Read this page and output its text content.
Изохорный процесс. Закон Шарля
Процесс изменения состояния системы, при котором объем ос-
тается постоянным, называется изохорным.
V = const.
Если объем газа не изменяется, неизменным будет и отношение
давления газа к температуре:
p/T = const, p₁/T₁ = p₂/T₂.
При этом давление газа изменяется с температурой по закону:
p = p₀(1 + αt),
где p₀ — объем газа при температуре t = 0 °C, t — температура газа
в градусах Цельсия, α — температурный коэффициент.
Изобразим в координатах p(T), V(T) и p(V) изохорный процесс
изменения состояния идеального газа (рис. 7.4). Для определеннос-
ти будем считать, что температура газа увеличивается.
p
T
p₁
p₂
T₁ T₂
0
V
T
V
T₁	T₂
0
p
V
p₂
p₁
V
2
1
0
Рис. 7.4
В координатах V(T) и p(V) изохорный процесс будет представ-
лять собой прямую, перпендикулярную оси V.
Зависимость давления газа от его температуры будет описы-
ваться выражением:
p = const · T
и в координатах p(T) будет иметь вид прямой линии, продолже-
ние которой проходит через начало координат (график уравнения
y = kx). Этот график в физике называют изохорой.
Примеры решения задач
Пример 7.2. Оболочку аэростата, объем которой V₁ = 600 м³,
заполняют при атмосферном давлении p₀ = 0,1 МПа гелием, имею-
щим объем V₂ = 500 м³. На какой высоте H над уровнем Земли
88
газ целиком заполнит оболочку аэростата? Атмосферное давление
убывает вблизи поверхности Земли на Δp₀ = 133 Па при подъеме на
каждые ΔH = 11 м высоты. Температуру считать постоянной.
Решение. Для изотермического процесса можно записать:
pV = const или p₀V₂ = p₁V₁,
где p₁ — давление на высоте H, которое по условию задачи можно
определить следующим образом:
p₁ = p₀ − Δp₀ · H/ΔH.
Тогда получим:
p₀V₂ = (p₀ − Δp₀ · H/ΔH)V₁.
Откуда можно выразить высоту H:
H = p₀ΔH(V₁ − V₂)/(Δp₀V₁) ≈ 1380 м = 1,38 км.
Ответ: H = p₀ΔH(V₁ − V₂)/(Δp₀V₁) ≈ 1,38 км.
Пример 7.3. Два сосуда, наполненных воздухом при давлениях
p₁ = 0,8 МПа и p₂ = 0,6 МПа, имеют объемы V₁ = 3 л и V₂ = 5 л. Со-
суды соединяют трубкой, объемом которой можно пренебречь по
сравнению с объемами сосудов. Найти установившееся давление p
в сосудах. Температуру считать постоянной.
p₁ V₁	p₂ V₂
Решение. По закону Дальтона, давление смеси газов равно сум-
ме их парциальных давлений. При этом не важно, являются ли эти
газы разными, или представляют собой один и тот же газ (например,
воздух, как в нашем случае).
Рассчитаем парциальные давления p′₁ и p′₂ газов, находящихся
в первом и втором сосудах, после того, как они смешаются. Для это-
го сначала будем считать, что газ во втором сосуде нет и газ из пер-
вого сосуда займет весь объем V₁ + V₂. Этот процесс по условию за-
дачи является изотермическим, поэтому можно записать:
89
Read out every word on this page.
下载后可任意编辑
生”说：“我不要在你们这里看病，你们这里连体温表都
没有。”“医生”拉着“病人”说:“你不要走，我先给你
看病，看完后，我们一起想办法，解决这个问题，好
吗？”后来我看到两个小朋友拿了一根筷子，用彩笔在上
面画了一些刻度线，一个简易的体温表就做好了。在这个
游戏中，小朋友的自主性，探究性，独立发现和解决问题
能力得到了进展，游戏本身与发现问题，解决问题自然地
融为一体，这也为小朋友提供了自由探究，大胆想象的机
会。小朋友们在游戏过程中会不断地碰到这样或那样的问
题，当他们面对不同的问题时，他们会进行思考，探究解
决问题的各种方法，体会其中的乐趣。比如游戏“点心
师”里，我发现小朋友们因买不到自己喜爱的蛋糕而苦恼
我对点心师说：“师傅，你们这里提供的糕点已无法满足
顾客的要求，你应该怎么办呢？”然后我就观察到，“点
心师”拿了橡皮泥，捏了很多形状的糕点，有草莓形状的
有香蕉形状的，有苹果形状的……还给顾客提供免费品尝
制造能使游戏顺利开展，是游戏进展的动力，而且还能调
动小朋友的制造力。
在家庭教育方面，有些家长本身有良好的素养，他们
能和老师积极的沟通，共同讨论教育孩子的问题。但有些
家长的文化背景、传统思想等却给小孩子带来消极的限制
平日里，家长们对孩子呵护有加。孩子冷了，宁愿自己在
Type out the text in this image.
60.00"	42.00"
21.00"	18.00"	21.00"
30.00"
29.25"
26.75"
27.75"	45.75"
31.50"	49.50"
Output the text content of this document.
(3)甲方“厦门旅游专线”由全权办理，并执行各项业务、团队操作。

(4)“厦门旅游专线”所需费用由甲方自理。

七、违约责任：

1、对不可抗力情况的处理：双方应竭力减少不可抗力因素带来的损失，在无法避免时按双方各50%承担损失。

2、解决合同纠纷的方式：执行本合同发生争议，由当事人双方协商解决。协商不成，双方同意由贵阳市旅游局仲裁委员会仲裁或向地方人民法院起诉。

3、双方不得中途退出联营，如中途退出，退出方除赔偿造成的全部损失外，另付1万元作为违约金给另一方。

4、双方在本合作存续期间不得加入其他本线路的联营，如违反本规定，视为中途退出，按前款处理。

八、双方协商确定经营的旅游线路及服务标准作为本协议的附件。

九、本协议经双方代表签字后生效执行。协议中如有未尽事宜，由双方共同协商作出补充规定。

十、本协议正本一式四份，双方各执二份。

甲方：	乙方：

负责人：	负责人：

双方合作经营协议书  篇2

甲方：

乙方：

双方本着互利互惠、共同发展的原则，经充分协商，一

■ ■ ■ ■ ■ ■ ■

What to produce
Pull out and copy each line containing the string "Read".

Answer below
Read this page and output its text content.
Read out every word on this page.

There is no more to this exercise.